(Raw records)
────────────────────────────────────────

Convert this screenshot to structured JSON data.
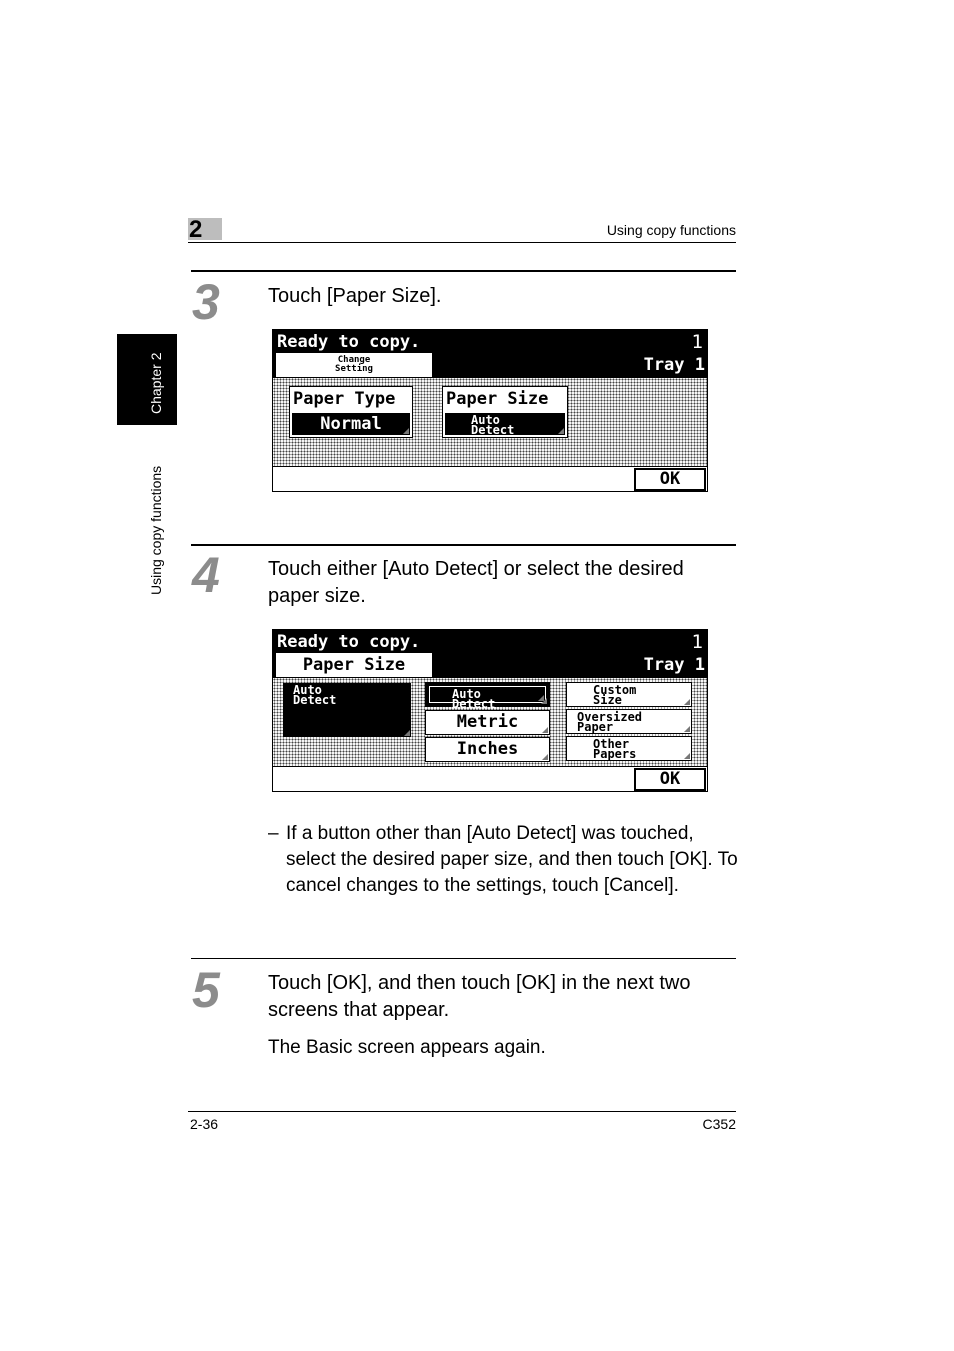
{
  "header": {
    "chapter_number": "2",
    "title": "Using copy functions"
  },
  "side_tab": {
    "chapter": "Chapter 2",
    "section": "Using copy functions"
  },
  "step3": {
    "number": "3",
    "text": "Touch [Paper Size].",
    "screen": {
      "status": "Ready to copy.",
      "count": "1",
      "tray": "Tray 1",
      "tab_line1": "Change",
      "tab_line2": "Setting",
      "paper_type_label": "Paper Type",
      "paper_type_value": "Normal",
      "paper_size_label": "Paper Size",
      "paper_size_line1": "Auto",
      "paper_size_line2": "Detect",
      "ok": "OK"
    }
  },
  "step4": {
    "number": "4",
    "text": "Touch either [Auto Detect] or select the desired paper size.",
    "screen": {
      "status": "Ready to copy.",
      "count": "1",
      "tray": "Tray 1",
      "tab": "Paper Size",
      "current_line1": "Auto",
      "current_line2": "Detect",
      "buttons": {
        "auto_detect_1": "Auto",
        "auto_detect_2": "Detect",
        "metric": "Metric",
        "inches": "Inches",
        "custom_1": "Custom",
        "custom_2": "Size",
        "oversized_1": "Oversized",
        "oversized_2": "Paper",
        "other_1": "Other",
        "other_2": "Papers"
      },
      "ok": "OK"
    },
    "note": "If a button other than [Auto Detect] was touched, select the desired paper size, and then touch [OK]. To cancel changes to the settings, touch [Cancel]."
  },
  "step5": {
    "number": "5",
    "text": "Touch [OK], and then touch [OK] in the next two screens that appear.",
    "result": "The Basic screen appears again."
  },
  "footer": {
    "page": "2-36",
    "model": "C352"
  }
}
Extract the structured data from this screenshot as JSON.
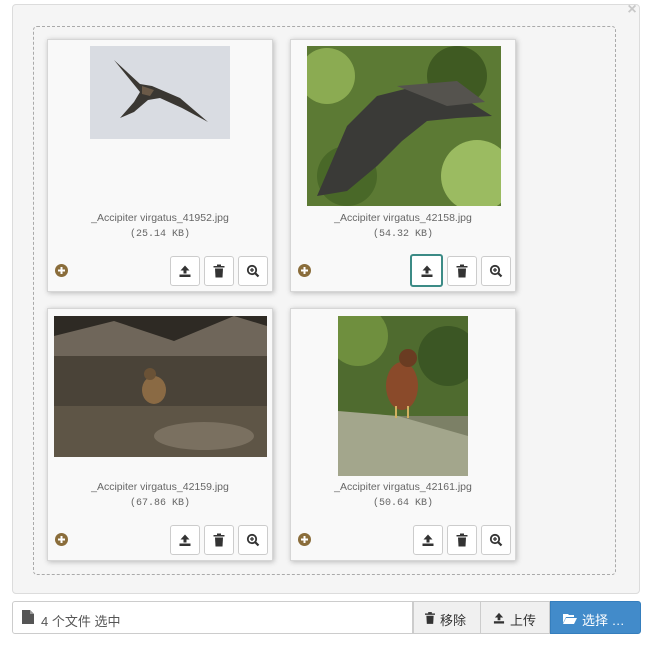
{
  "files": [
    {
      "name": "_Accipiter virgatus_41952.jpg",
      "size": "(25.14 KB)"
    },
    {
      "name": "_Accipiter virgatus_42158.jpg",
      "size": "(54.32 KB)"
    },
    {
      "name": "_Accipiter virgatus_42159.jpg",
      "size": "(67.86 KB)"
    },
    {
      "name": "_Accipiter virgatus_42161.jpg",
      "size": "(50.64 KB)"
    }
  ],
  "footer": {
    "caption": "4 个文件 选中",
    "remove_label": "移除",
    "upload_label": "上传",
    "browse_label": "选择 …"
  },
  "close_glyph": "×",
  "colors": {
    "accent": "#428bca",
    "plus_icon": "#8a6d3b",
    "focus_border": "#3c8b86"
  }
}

────────────────────────────────────────

__Exercise brief__
Set down the records in full and exactly. Do not carry over any image.

__Complete response__
Convert this screenshot to structured JSON data.
{
  "header": {
    "chapter_number": "2",
    "title": "Using copy functions"
  },
  "side_tab": {
    "chapter": "Chapter 2",
    "section": "Using copy functions"
  },
  "step3": {
    "number": "3",
    "text": "Touch [Paper Size].",
    "screen": {
      "status": "Ready to copy.",
      "count": "1",
      "tray": "Tray 1",
      "tab_line1": "Change",
      "tab_line2": "Setting",
      "paper_type_label": "Paper Type",
      "paper_type_value": "Normal",
      "paper_size_label": "Paper Size",
      "paper_size_line1": "Auto",
      "paper_size_line2": "Detect",
      "ok": "OK"
    }
  },
  "step4": {
    "number": "4",
    "text": "Touch either [Auto Detect] or select the desired paper size.",
    "screen": {
      "status": "Ready to copy.",
      "count": "1",
      "tray": "Tray 1",
      "tab": "Paper Size",
      "current_line1": "Auto",
      "current_line2": "Detect",
      "buttons": {
        "auto_detect_1": "Auto",
        "auto_detect_2": "Detect",
        "metric": "Metric",
        "inches": "Inches",
        "custom_1": "Custom",
        "custom_2": "Size",
        "oversized_1": "Oversized",
        "oversized_2": "Paper",
        "other_1": "Other",
        "other_2": "Papers"
      },
      "ok": "OK"
    },
    "note": "If a button other than [Auto Detect] was touched, select the desired paper size, and then touch [OK]. To cancel changes to the settings, touch [Cancel]."
  },
  "step5": {
    "number": "5",
    "text": "Touch [OK], and then touch [OK] in the next two screens that appear.",
    "result": "The Basic screen appears again."
  },
  "footer": {
    "page": "2-36",
    "model": "C352"
  }
}
Extract the structured data from this screenshot as JSON.
{
  "files": [
    {
      "name": "_Accipiter virgatus_41952.jpg",
      "size": "(25.14 KB)"
    },
    {
      "name": "_Accipiter virgatus_42158.jpg",
      "size": "(54.32 KB)"
    },
    {
      "name": "_Accipiter virgatus_42159.jpg",
      "size": "(67.86 KB)"
    },
    {
      "name": "_Accipiter virgatus_42161.jpg",
      "size": "(50.64 KB)"
    }
  ],
  "footer": {
    "caption": "4 个文件 选中",
    "remove_label": "移除",
    "upload_label": "上传",
    "browse_label": "选择 …"
  },
  "close_glyph": "×",
  "colors": {
    "accent": "#428bca",
    "plus_icon": "#8a6d3b",
    "focus_border": "#3c8b86"
  }
}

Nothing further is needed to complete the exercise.